Figure data in JSON
^^^^^^^^^^^^^^^^

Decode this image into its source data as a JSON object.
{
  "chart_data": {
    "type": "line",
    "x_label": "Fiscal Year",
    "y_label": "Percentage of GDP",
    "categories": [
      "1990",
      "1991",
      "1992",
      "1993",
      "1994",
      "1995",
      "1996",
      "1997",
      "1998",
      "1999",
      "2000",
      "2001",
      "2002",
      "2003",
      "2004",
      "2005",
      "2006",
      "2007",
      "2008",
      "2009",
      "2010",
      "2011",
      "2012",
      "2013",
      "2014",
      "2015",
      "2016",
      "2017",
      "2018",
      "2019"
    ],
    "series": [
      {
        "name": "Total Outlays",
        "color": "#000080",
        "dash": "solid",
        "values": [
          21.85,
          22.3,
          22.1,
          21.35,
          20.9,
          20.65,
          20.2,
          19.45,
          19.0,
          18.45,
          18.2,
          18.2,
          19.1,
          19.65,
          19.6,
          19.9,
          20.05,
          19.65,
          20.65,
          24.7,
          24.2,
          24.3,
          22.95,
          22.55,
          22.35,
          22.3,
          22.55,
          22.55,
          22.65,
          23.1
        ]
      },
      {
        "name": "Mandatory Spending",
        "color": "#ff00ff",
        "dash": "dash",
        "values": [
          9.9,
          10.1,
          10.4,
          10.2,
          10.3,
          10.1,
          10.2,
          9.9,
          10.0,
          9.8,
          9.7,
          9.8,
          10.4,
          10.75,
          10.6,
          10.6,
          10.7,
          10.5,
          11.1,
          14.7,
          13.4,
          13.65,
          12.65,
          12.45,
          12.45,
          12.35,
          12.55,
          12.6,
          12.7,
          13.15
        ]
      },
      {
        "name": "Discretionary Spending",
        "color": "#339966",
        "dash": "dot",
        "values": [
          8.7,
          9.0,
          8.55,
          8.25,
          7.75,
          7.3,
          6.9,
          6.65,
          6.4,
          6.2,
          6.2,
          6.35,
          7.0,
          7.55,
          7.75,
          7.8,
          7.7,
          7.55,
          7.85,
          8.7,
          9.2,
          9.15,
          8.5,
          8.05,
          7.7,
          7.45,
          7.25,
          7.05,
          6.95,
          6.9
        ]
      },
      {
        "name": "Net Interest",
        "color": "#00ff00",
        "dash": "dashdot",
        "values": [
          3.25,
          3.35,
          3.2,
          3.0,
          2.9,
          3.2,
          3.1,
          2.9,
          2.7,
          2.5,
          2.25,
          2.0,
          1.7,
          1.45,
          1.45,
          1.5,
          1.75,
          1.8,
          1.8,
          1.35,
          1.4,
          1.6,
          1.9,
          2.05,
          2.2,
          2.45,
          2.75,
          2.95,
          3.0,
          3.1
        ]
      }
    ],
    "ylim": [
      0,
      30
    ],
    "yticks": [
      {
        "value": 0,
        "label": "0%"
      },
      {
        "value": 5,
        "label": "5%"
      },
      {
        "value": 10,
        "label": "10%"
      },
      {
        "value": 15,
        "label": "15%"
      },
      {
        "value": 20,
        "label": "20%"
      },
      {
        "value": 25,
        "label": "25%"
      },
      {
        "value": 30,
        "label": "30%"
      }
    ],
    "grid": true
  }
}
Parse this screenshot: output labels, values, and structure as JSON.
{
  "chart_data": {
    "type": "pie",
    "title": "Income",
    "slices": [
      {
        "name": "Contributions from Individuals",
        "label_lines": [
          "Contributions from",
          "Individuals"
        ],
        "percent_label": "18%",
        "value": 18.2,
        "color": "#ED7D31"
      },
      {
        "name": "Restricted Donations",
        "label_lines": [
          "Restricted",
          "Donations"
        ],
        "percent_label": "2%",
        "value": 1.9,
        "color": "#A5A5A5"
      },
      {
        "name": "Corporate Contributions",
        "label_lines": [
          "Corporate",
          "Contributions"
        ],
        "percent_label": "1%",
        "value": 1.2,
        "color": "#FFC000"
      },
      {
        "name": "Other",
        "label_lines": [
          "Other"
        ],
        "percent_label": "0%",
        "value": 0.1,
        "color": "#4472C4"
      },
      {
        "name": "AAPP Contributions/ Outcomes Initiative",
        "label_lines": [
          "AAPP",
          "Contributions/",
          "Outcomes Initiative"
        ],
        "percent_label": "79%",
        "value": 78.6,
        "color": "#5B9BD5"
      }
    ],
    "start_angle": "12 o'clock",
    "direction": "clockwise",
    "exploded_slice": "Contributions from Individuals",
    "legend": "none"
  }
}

^^^^^^^^^^^^^^^^

Problem to work on
All of the data above should be transcribed exactly.

Task answer
Decode this image into its source data as a JSON object.
{
  "chart_data": {
    "type": "line",
    "x_label": "Fiscal Year",
    "y_label": "Percentage of GDP",
    "categories": [
      "1990",
      "1991",
      "1992",
      "1993",
      "1994",
      "1995",
      "1996",
      "1997",
      "1998",
      "1999",
      "2000",
      "2001",
      "2002",
      "2003",
      "2004",
      "2005",
      "2006",
      "2007",
      "2008",
      "2009",
      "2010",
      "2011",
      "2012",
      "2013",
      "2014",
      "2015",
      "2016",
      "2017",
      "2018",
      "2019"
    ],
    "series": [
      {
        "name": "Total Outlays",
        "color": "#000080",
        "dash": "solid",
        "values": [
          21.85,
          22.3,
          22.1,
          21.35,
          20.9,
          20.65,
          20.2,
          19.45,
          19.0,
          18.45,
          18.2,
          18.2,
          19.1,
          19.65,
          19.6,
          19.9,
          20.05,
          19.65,
          20.65,
          24.7,
          24.2,
          24.3,
          22.95,
          22.55,
          22.35,
          22.3,
          22.55,
          22.55,
          22.65,
          23.1
        ]
      },
      {
        "name": "Mandatory Spending",
        "color": "#ff00ff",
        "dash": "dash",
        "values": [
          9.9,
          10.1,
          10.4,
          10.2,
          10.3,
          10.1,
          10.2,
          9.9,
          10.0,
          9.8,
          9.7,
          9.8,
          10.4,
          10.75,
          10.6,
          10.6,
          10.7,
          10.5,
          11.1,
          14.7,
          13.4,
          13.65,
          12.65,
          12.45,
          12.45,
          12.35,
          12.55,
          12.6,
          12.7,
          13.15
        ]
      },
      {
        "name": "Discretionary Spending",
        "color": "#339966",
        "dash": "dot",
        "values": [
          8.7,
          9.0,
          8.55,
          8.25,
          7.75,
          7.3,
          6.9,
          6.65,
          6.4,
          6.2,
          6.2,
          6.35,
          7.0,
          7.55,
          7.75,
          7.8,
          7.7,
          7.55,
          7.85,
          8.7,
          9.2,
          9.15,
          8.5,
          8.05,
          7.7,
          7.45,
          7.25,
          7.05,
          6.95,
          6.9
        ]
      },
      {
        "name": "Net Interest",
        "color": "#00ff00",
        "dash": "dashdot",
        "values": [
          3.25,
          3.35,
          3.2,
          3.0,
          2.9,
          3.2,
          3.1,
          2.9,
          2.7,
          2.5,
          2.25,
          2.0,
          1.7,
          1.45,
          1.45,
          1.5,
          1.75,
          1.8,
          1.8,
          1.35,
          1.4,
          1.6,
          1.9,
          2.05,
          2.2,
          2.45,
          2.75,
          2.95,
          3.0,
          3.1
        ]
      }
    ],
    "ylim": [
      0,
      30
    ],
    "yticks": [
      {
        "value": 0,
        "label": "0%"
      },
      {
        "value": 5,
        "label": "5%"
      },
      {
        "value": 10,
        "label": "10%"
      },
      {
        "value": 15,
        "label": "15%"
      },
      {
        "value": 20,
        "label": "20%"
      },
      {
        "value": 25,
        "label": "25%"
      },
      {
        "value": 30,
        "label": "30%"
      }
    ],
    "grid": true
  }
}
Parse this screenshot: output labels, values, and structure as JSON.
{
  "chart_data": {
    "type": "pie",
    "title": "Income",
    "slices": [
      {
        "name": "Contributions from Individuals",
        "label_lines": [
          "Contributions from",
          "Individuals"
        ],
        "percent_label": "18%",
        "value": 18.2,
        "color": "#ED7D31"
      },
      {
        "name": "Restricted Donations",
        "label_lines": [
          "Restricted",
          "Donations"
        ],
        "percent_label": "2%",
        "value": 1.9,
        "color": "#A5A5A5"
      },
      {
        "name": "Corporate Contributions",
        "label_lines": [
          "Corporate",
          "Contributions"
        ],
        "percent_label": "1%",
        "value": 1.2,
        "color": "#FFC000"
      },
      {
        "name": "Other",
        "label_lines": [
          "Other"
        ],
        "percent_label": "0%",
        "value": 0.1,
        "color": "#4472C4"
      },
      {
        "name": "AAPP Contributions/ Outcomes Initiative",
        "label_lines": [
          "AAPP",
          "Contributions/",
          "Outcomes Initiative"
        ],
        "percent_label": "79%",
        "value": 78.6,
        "color": "#5B9BD5"
      }
    ],
    "start_angle": "12 o'clock",
    "direction": "clockwise",
    "exploded_slice": "Contributions from Individuals",
    "legend": "none"
  }
}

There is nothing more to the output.